[Figure record extracts]

+ + + + + + +

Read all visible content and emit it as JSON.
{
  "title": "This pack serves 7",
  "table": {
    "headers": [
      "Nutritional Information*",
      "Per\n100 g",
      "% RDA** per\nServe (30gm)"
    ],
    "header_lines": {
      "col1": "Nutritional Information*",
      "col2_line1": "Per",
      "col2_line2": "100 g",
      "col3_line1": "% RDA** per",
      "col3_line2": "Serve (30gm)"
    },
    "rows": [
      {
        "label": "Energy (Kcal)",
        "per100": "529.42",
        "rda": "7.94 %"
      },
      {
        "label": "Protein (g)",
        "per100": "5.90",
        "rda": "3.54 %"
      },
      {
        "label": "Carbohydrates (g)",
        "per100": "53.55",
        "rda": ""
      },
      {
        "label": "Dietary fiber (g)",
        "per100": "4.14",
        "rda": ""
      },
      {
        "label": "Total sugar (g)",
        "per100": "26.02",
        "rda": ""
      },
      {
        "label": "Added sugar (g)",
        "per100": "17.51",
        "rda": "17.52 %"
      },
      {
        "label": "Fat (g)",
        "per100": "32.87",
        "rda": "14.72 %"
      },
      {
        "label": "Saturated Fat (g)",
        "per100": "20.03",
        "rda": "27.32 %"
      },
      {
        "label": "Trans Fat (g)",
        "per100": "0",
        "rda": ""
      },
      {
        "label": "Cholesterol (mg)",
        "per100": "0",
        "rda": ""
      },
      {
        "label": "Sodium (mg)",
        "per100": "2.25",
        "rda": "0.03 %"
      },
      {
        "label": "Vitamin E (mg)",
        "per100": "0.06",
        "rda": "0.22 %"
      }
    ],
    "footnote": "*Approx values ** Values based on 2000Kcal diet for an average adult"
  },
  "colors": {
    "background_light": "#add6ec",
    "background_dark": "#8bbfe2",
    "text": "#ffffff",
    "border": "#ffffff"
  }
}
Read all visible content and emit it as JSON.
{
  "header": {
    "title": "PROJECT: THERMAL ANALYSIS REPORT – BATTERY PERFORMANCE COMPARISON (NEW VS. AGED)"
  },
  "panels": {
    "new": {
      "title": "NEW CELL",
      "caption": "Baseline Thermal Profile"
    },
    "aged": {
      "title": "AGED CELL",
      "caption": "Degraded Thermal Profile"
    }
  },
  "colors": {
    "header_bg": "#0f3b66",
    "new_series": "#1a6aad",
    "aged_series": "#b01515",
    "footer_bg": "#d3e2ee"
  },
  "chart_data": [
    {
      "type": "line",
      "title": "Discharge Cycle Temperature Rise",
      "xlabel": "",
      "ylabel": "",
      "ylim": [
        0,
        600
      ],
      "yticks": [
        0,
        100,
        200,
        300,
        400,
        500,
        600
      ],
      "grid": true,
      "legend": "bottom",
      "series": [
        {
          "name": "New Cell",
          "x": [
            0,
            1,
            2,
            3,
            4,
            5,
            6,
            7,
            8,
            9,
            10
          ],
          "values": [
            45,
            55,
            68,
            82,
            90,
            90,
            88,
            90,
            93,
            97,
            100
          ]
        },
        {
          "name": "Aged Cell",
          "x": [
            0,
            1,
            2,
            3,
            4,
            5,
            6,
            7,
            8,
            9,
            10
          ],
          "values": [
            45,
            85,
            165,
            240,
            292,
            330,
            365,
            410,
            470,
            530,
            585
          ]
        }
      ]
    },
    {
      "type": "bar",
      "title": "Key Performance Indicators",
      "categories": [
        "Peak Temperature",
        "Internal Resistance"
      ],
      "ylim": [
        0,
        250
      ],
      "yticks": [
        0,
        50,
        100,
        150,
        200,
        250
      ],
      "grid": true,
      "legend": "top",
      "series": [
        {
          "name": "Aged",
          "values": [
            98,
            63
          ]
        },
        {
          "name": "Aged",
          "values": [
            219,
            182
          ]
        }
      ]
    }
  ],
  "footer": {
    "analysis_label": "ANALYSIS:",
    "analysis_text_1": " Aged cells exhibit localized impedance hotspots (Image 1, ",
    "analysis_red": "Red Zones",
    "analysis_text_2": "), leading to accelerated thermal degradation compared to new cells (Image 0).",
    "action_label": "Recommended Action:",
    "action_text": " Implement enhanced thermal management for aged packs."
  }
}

+ + + + + + +

### REQUIRED WORK
Of all the lines in the data above, show only those that hold the word "name".

### OUTPUT FOR THIS EXERCISE
          "name": "New Cell",
          "name": "Aged Cell",
          "name": "Aged",
          "name": "Aged",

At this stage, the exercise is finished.